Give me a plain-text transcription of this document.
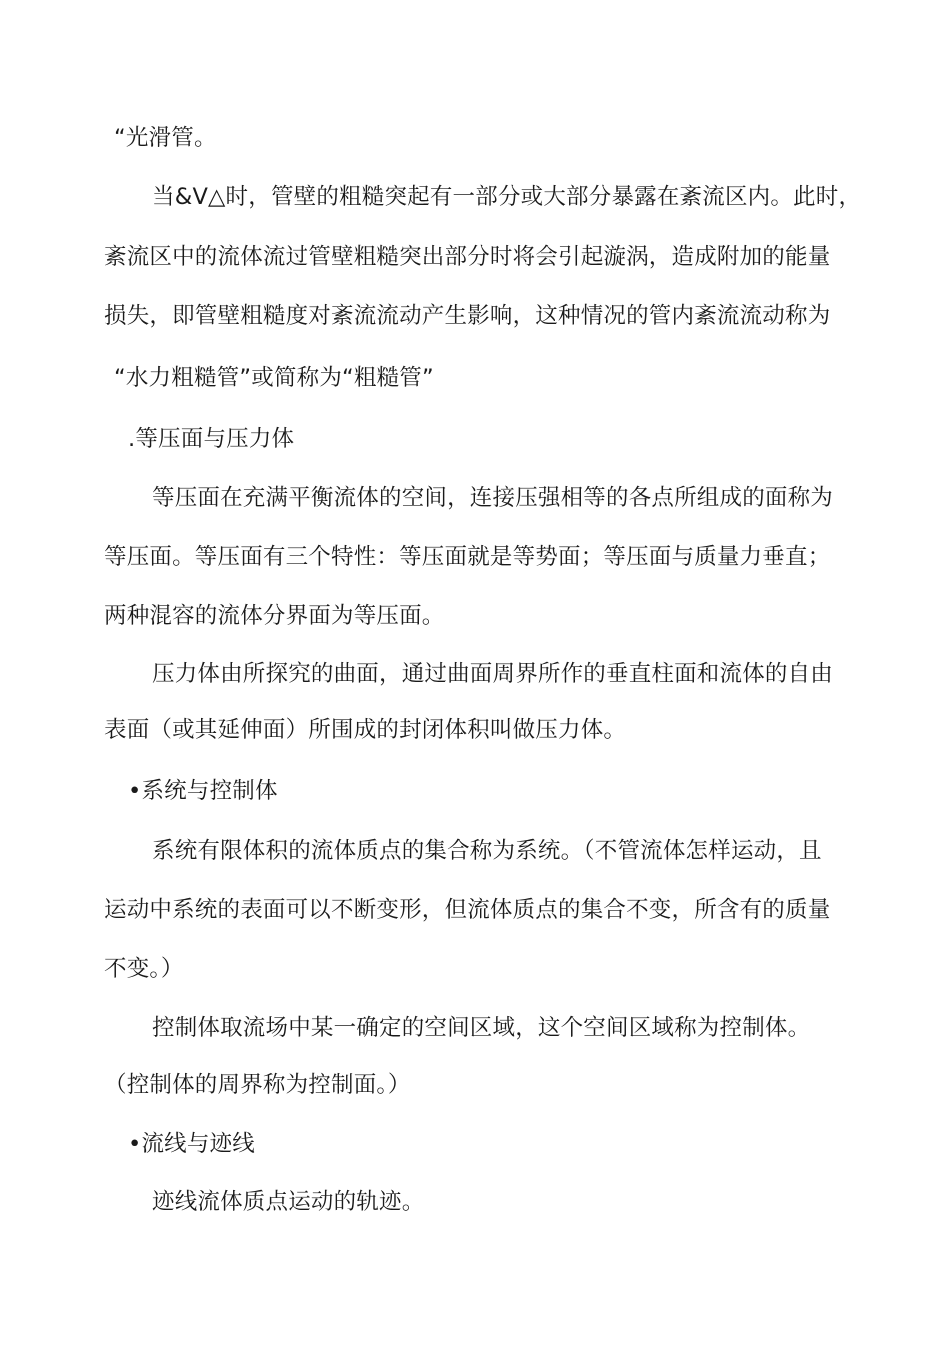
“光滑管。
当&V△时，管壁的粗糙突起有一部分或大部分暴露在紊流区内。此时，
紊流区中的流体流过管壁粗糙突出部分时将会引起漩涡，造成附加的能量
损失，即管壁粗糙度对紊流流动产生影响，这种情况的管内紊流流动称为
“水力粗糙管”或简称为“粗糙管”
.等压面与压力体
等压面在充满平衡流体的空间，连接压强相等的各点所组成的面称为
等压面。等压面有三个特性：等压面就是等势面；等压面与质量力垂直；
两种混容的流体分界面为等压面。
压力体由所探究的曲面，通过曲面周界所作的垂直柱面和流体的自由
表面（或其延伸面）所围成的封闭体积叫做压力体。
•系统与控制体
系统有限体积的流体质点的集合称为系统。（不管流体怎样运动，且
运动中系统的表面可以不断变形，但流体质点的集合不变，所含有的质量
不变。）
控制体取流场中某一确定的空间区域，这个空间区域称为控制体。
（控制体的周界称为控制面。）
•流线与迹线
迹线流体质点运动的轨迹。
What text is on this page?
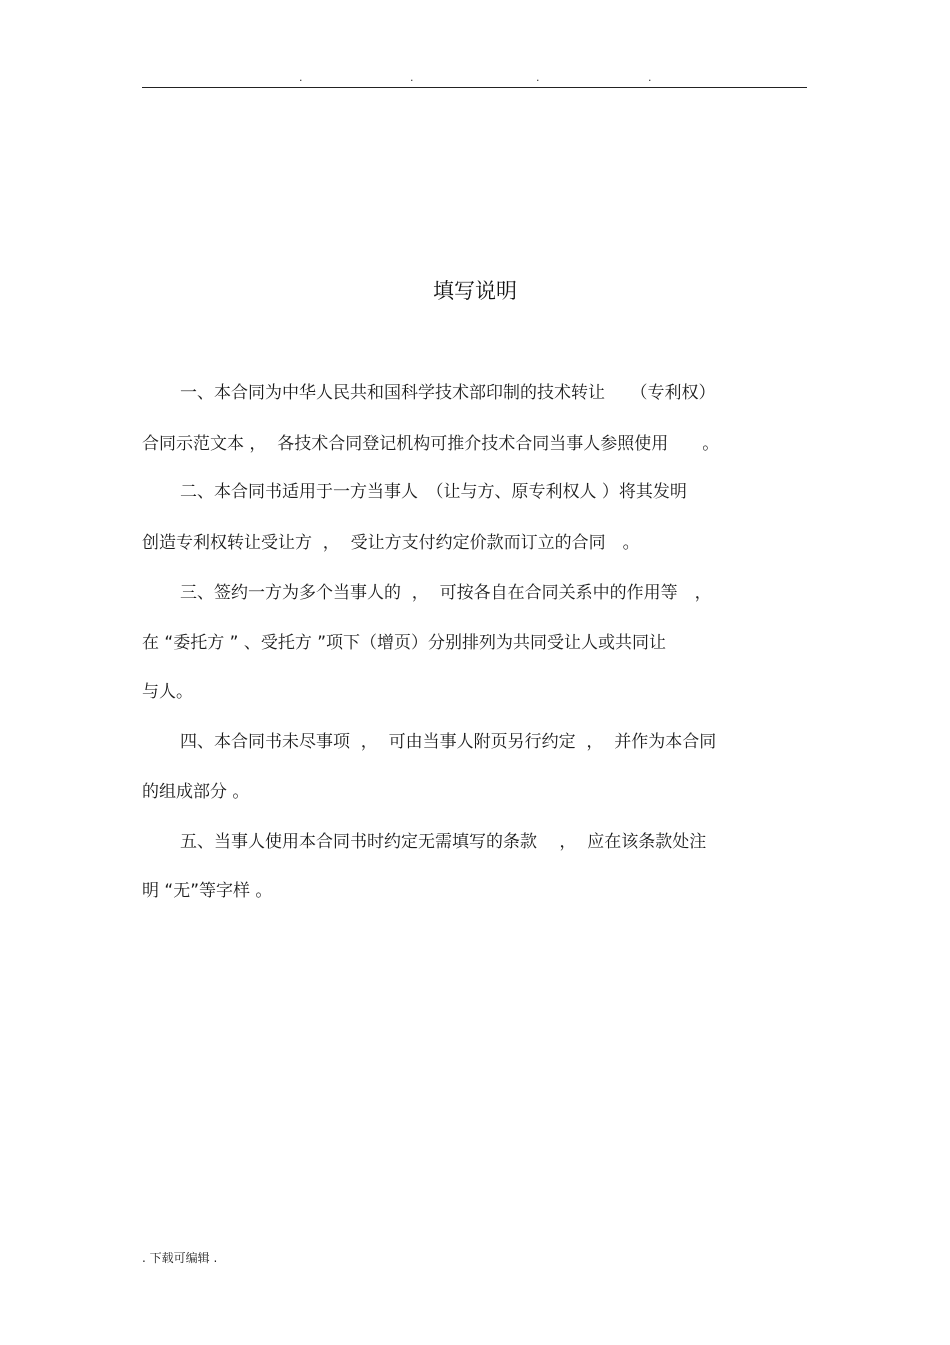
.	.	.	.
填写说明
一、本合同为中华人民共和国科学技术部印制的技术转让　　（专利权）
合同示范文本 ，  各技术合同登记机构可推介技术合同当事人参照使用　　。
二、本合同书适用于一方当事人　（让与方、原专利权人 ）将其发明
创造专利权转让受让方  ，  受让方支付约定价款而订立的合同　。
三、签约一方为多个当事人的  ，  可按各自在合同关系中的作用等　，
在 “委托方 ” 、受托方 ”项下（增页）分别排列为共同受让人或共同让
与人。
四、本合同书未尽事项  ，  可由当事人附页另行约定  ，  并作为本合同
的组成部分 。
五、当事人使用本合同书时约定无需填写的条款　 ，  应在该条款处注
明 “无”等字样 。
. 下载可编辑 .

■ ■ ■ ■

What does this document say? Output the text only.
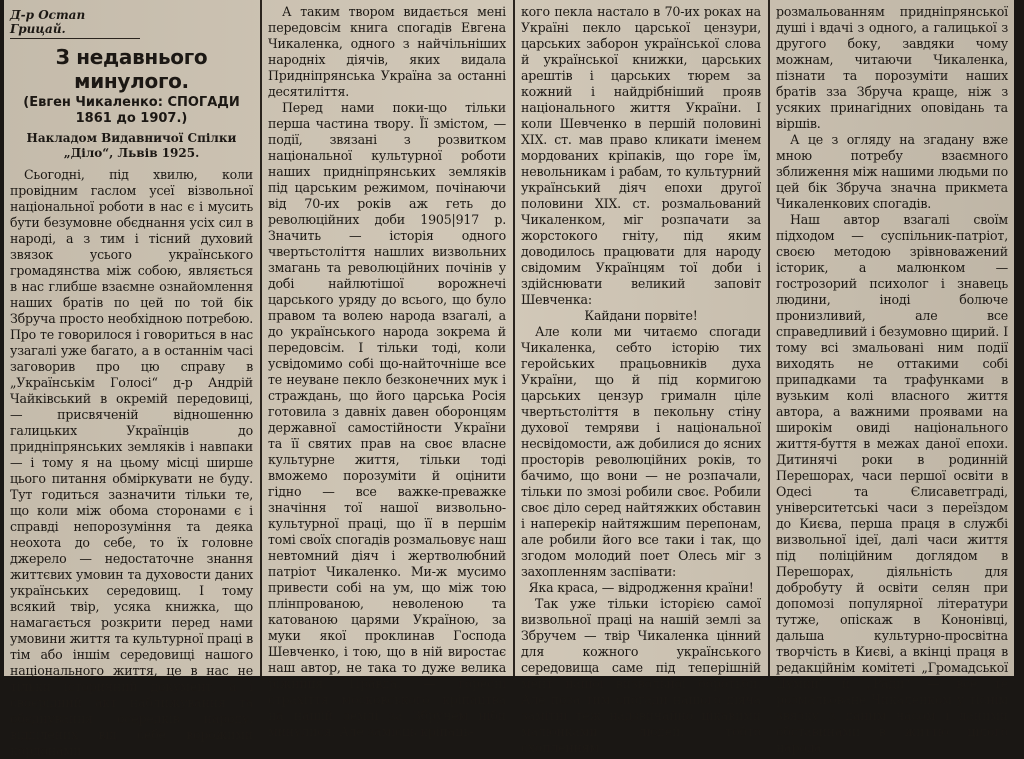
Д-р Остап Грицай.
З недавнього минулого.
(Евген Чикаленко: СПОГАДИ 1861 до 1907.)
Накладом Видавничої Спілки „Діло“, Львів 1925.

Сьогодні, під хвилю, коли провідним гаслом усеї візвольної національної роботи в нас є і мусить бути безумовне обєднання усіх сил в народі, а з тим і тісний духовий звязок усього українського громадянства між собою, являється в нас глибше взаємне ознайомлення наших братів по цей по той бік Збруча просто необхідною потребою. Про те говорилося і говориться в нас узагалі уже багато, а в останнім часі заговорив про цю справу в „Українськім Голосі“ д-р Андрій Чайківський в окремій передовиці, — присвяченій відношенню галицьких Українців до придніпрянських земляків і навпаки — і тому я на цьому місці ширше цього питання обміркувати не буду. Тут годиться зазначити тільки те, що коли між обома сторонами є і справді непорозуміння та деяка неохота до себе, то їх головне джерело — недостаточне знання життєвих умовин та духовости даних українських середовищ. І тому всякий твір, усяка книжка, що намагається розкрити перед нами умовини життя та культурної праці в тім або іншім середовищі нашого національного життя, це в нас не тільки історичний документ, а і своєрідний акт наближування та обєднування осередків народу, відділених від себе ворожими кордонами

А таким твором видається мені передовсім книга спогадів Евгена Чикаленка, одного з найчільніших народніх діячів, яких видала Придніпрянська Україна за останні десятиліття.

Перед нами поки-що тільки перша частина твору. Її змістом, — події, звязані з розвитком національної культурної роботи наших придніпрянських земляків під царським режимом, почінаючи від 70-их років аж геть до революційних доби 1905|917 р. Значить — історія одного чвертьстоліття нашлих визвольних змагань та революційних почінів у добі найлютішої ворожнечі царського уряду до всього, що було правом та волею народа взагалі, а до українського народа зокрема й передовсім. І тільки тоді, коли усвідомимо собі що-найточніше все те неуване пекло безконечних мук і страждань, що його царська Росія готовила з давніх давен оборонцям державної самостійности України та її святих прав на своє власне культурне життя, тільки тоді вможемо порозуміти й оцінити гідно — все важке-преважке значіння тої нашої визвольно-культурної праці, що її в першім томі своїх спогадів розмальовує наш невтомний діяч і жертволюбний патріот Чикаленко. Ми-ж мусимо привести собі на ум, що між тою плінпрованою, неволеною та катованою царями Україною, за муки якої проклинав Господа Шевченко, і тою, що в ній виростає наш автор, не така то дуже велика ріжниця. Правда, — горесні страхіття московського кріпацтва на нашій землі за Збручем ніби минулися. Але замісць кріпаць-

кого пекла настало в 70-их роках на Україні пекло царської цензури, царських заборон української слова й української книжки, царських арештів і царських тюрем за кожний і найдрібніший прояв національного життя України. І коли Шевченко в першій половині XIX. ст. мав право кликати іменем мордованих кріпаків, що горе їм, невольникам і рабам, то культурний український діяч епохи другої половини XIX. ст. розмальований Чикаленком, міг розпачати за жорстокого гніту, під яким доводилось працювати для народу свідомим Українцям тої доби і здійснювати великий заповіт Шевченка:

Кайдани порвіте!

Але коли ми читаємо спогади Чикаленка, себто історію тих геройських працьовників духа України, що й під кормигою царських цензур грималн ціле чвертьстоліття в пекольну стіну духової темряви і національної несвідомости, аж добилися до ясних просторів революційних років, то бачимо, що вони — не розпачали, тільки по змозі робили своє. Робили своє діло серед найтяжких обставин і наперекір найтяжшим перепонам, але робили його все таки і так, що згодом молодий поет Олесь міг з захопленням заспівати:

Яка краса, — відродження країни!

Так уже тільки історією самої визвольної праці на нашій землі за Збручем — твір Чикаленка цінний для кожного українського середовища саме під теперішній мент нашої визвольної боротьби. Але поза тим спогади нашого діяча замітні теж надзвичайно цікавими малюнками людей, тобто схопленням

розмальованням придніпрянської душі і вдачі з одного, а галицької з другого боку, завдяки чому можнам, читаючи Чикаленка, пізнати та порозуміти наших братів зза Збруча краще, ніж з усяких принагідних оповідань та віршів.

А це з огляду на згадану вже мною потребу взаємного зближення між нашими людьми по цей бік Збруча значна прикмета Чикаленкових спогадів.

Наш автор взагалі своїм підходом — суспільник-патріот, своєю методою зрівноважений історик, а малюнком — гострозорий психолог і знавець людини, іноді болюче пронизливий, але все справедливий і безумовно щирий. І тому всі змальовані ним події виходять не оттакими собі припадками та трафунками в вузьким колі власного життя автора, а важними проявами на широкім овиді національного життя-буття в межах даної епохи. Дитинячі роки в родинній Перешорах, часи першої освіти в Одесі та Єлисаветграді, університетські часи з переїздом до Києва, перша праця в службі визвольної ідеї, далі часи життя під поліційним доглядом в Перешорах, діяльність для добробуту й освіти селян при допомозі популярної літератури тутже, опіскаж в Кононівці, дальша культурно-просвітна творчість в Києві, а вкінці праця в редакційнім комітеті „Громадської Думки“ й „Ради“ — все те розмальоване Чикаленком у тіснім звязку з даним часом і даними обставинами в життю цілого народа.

■ ■ ■ ■

# [Goal]
Pick out the lines above that hold the string "document" and show them.

# [Exercise result]
Give me a plain-text transcription of this document.
What does this document say? Output the text only.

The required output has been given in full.